Given task
Present each line of the data below as one item in a numbered list, and leave out the blank lines.
** START Material for this exercise **
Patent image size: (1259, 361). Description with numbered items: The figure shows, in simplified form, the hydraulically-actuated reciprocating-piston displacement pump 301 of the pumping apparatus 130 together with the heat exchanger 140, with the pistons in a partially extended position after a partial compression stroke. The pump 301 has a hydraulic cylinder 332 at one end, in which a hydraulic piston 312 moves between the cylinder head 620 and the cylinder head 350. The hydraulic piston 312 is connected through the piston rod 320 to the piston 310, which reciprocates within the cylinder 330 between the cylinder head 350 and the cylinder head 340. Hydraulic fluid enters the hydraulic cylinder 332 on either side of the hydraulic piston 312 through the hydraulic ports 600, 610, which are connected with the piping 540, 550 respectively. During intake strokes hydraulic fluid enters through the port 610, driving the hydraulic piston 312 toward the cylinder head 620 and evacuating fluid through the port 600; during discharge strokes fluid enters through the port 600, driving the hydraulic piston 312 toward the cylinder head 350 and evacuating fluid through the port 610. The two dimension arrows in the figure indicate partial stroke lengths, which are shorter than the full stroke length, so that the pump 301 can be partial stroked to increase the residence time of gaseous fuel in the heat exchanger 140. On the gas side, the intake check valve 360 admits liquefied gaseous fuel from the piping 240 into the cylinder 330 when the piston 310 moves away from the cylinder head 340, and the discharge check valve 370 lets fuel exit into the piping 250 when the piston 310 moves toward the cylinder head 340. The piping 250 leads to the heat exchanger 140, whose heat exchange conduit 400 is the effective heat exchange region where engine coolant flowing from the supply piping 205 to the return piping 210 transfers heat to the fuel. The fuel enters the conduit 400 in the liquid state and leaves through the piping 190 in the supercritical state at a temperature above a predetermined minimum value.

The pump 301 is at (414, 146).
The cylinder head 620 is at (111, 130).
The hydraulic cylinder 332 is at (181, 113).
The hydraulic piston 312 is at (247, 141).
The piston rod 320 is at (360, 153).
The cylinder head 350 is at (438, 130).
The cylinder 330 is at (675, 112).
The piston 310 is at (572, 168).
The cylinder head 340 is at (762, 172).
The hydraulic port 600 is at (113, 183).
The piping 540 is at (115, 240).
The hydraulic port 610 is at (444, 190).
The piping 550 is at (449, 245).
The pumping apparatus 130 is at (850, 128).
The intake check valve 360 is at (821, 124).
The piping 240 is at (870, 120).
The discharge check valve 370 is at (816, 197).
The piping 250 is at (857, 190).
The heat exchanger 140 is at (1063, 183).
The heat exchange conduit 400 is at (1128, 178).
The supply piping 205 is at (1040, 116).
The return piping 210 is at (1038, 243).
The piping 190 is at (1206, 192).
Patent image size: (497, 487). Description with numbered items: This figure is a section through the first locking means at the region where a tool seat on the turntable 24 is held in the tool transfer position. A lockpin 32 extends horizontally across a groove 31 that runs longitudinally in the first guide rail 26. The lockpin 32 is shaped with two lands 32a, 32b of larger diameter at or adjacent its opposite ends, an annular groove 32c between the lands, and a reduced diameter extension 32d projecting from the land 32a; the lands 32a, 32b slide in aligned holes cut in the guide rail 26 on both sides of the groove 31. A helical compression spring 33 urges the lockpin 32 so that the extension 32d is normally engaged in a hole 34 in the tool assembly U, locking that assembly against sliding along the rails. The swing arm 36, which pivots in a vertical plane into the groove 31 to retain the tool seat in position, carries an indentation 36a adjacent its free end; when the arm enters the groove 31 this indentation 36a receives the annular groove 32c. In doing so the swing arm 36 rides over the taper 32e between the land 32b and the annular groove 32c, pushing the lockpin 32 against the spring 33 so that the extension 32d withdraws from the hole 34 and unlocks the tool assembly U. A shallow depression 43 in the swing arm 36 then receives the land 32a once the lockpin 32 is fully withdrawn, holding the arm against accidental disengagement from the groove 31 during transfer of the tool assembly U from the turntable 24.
** END Material for this exercise **
Solution to the exercise
1. Patent image size: (1259, 361). Description with numbered items: The figure shows, in simplified form, the hydraulically-actuated reciprocating-piston displacement pump 301 of the pumping apparatus 130 together with the heat exchanger 140, with the pistons in a partially extended position after a partial compression stroke. The pump 301 has a hydraulic cylinder 332 at one end, in which a hydraulic piston 312 moves between the cylinder head 620 and the cylinder head 350. The hydraulic piston 312 is connected through the piston rod 320 to the piston 310, which reciprocates within the cylinder 330 between the cylinder head 350 and the cylinder head 340. Hydraulic fluid enters the hydraulic cylinder 332 on either side of the hydraulic piston 312 through the hydraulic ports 600, 610, which are connected with the piping 540, 550 respectively. During intake strokes hydraulic fluid enters through the port 610, driving the hydraulic piston 312 toward the cylinder head 620 and evacuating fluid through the port 600; during discharge strokes fluid enters through the port 600, driving the hydraulic piston 312 toward the cylinder head 350 and evacuating fluid through the port 610. The two dimension arrows in the figure indicate partial stroke lengths, which are shorter than the full stroke length, so that the pump 301 can be partial stroked to increase the residence time of gaseous fuel in the heat exchanger 140. On the gas side, the intake check valve 360 admits liquefied gaseous fuel from the piping 240 into the cylinder 330 when the piston 310 moves away from the cylinder head 340, and the discharge check valve 370 lets fuel exit into the piping 250 when the piston 310 moves toward the cylinder head 340. The piping 250 leads to the heat exchanger 140, whose heat exchange conduit 400 is the effective heat exchange region where engine coolant flowing from the supply piping 205 to the return piping 210 transfers heat to the fuel. The fuel enters the conduit 400 in the liquid state and leaves through the piping 190 in the supercritical state at a temperature above a predetermined minimum value.
2. The pump 301 is at (414, 146).
3. The cylinder head 620 is at (111, 130).
4. The hydraulic cylinder 332 is at (181, 113).
5. The hydraulic piston 312 is at (247, 141).
6. The piston rod 320 is at (360, 153).
7. The cylinder head 350 is at (438, 130).
8. The cylinder 330 is at (675, 112).
9. The piston 310 is at (572, 168).
10. The cylinder head 340 is at (762, 172).
11. The hydraulic port 600 is at (113, 183).
12. The piping 540 is at (115, 240).
13. The hydraulic port 610 is at (444, 190).
14. The piping 550 is at (449, 245).
15. The pumping apparatus 130 is at (850, 128).
16. The intake check valve 360 is at (821, 124).
17. The piping 240 is at (870, 120).
18. The discharge check valve 370 is at (816, 197).
19. The piping 250 is at (857, 190).
20. The heat exchanger 140 is at (1063, 183).
21. The heat exchange conduit 400 is at (1128, 178).
22. The supply piping 205 is at (1040, 116).
23. The return piping 210 is at (1038, 243).
24. The piping 190 is at (1206, 192).
25. Patent image size: (497, 487). Description with numbered items: This figure is a section through the first locking means at the region where a tool seat on the turntable 24 is held in the tool transfer position. A lockpin 32 extends horizontally across a groove 31 that runs longitudinally in the first guide rail 26. The lockpin 32 is shaped with two lands 32a, 32b of larger diameter at or adjacent its opposite ends, an annular groove 32c between the lands, and a reduced diameter extension 32d projecting from the land 32a; the lands 32a, 32b slide in aligned holes cut in the guide rail 26 on both sides of the groove 31. A helical compression spring 33 urges the lockpin 32 so that the extension 32d is normally engaged in a hole 34 in the tool assembly U, locking that assembly against sliding along the rails. The swing arm 36, which pivots in a vertical plane into the groove 31 to retain the tool seat in position, carries an indentation 36a adjacent its free end; when the arm enters the groove 31 this indentation 36a receives the annular groove 32c. In doing so the swing arm 36 rides over the taper 32e between the land 32b and the annular groove 32c, pushing the lockpin 32 against the spring 33 so that the extension 32d withdraws from the hole 34 and unlocks the tool assembly U. A shallow depression 43 in the swing arm 36 then receives the land 32a once the lockpin 32 is fully withdrawn, holding the arm against accidental disengagement from the groove 31 during transfer of the tool assembly U from the turntable 24.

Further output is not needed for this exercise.